§ Short task:
Answer these questions from the article on fractional plates below.
1. What is the smallest plate weight available in most gyms?
2. What range of weights do fractional plates come in?
3. Under what working weight is microloading described as most effective?

§ Document extract:
☆ ☆ ☆ ☆

The smallest plates in most gyms are 1.25 kg. That means the minimum jump is 2.5 kg. For upper body lifts, that is too much.
Progressive overload is the foundation of muscle growth. You need to lift more over time. But the size of each jump matters. A 2.5 kg increase on a 200 kg squat is a 1.25% jump. The same 2.5 kg increase on a 40 kg overhead press is a 6.25% jump. One is manageable. The other is a wall.
The Math Problem with Standard Plates
Every gym has 1.25 kg plates as the smallest option. That forces a minimum 2.5 kg jump (one plate on each side). Here is what that looks like as a percentage increase across different lifts:
| Lift | Working Weight | 2.5 kg Jump | % Increase |
|---|---|---|---|
| Squat | 140 kg | +2.5 kg | 1.8% |
| Deadlift | 180 kg | +2.5 kg | 1.4% |
| Bench Press | 80 kg | +2.5 kg | 3.1% |
| Overhead Press | 40 kg | +2.5 kg | 6.25% |
| Barbell Curl | 35 kg | +2.5 kg | 7.1% |
For lower body lifts, 2.5 kg is fine. Your legs are strong. They can handle small percentage jumps. But for upper body lifts, especially overhead press and curls, a 2.5 kg jump is a massive relative increase.
This is why overhead press is the first lift to stall for almost every lifter. It is not that your shoulders stopped responding to training. It is that the smallest available jump is too large for a muscle group that handles relatively light loads.
What Fractional Plates Do
Fractional plates (also called microplates) come in weights from 0.25 kg to 1 kg. They let you make smaller jumps.
With a pair of 0.25 kg fractional plates, you add 0.5 kg per session. With 0.5 kg plates, you add 1 kg. The jumps are small enough that your body can adapt session to session, even on lifts where absolute strength is low.
Here is the math on yearly progress with different plate sizes:
| Plate Size (per side) | Total Jump | Weekly Sessions | Yearly Progress |
|---|---|---|---|
| 1.25 kg (standard) | 2.5 kg | 1x/week | Stalls within weeks |
| 0.5 kg (fractional) | 1.0 kg | 1x/week | 52 kg/year |
| 0.25 kg (fractional) | 0.5 kg | 1x/week | 26 kg/year |
You will not actually progress linearly for an entire year. Deloads, missed sessions, and natural plateaus will reduce the total. But 0.5 kg per week on your overhead press for 6 months is 13 kg. That is the difference between pressing 40 kg and pressing 53 kg, achieved through jumps so small your body barely notices them.
Which Lifts Benefit Most
Microloading is most effective for lifts where your working weight is under 60 kg. Above that threshold, standard 2.5 kg jumps represent a small enough percentage increase that most lifters can handle them.
Best candidates for microloading:
- Overhead press. The lift that stalls most often. Fractional plates keep it moving.
- Bench press. Especially for lighter lifters or early intermediates pressing under 80 kg.
- Barbell curls. Small muscles, light weights. A 2.5 kg jump on curls is enormous.
- Lateral raises and front raises. If you use fixed dumbbells that jump by 2 kg, microloading with plate-loaded dumbbells or ankle weights makes progression possible.

☆ ☆ ☆ ☆

§ Entries shown:
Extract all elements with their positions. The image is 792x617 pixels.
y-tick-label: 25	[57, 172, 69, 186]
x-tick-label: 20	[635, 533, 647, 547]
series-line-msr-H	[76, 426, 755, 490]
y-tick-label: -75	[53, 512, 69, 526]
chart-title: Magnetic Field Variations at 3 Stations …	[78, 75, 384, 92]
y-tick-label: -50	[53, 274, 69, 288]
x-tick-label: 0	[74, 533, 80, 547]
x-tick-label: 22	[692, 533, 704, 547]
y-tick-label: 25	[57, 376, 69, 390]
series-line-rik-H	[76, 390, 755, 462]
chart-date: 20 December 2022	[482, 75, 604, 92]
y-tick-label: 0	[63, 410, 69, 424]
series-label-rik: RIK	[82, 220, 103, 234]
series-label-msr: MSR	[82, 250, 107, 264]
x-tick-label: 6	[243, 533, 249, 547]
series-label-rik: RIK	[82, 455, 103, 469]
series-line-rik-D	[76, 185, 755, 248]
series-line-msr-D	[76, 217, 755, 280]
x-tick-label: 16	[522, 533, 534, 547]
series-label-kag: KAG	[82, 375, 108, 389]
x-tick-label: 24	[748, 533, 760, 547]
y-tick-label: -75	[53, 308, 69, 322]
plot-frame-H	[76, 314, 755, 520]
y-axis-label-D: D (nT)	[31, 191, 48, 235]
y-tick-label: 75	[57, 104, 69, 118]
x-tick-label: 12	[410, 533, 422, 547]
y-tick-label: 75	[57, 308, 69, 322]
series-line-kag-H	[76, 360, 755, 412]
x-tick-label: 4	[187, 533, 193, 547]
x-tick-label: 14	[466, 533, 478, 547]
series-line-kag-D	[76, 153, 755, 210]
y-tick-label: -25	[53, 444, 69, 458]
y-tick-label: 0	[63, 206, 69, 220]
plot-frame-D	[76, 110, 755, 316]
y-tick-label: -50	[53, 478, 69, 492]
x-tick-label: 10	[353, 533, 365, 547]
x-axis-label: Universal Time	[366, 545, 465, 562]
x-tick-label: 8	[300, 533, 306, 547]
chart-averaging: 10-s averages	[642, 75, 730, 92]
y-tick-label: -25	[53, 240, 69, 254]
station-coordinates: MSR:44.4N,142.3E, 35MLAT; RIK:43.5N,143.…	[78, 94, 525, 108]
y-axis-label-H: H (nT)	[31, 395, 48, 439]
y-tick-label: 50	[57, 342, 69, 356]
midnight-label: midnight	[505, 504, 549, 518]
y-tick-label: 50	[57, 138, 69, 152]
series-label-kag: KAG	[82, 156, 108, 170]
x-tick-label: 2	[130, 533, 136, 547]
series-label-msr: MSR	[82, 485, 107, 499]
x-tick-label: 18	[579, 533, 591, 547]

☆ ☆ ☆ ☆

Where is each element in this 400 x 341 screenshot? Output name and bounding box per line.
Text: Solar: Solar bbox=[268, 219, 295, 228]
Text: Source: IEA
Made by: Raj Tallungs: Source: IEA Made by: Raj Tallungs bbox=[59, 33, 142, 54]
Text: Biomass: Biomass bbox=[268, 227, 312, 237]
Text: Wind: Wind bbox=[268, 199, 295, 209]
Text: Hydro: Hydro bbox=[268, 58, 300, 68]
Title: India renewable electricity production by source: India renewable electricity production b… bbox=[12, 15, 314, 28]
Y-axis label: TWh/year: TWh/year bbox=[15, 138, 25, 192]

☆ ☆ ☆ ☆

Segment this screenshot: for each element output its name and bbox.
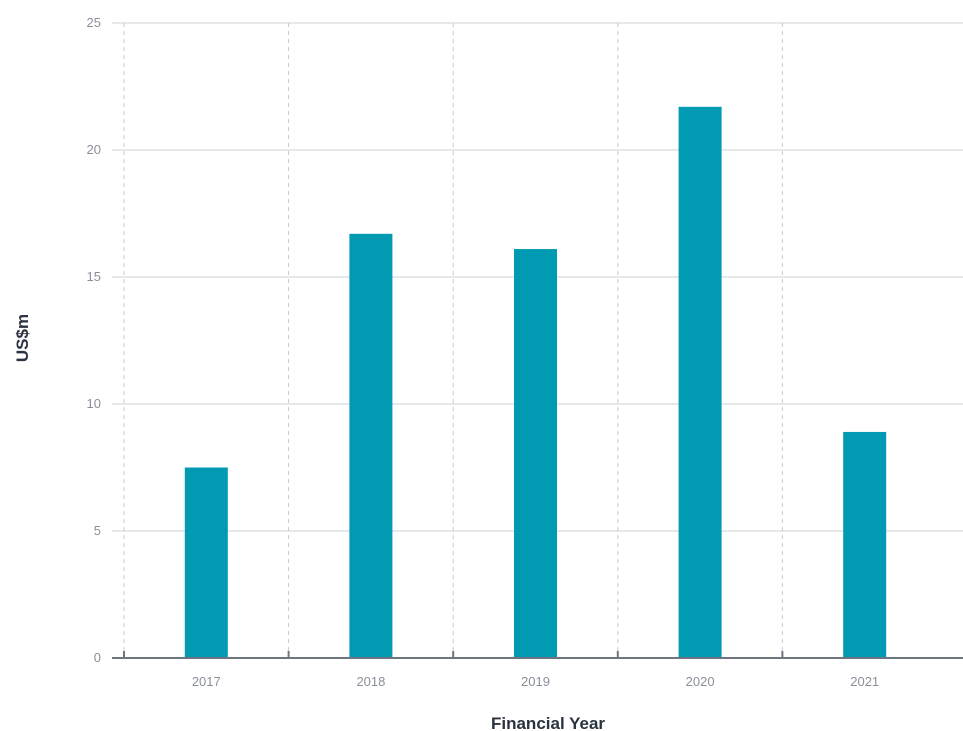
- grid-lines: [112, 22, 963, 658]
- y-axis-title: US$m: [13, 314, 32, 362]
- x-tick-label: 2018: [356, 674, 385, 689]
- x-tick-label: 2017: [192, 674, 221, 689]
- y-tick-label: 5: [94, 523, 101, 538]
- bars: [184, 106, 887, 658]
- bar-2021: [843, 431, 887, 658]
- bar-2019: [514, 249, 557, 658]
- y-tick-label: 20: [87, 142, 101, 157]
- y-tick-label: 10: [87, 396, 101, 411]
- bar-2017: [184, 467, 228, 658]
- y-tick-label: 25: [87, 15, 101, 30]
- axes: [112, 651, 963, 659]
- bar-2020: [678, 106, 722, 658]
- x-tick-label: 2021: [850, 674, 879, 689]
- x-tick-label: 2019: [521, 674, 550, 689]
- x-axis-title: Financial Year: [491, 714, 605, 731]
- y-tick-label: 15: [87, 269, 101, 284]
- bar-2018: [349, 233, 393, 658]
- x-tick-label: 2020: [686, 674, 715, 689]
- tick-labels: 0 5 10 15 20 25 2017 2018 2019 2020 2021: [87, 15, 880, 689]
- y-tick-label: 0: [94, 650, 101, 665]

☆ ☆ ☆ ☆

§ Task result:
1. 1.25 kg
2. From 0.25 kg to 1 kg
3. Under 60 kg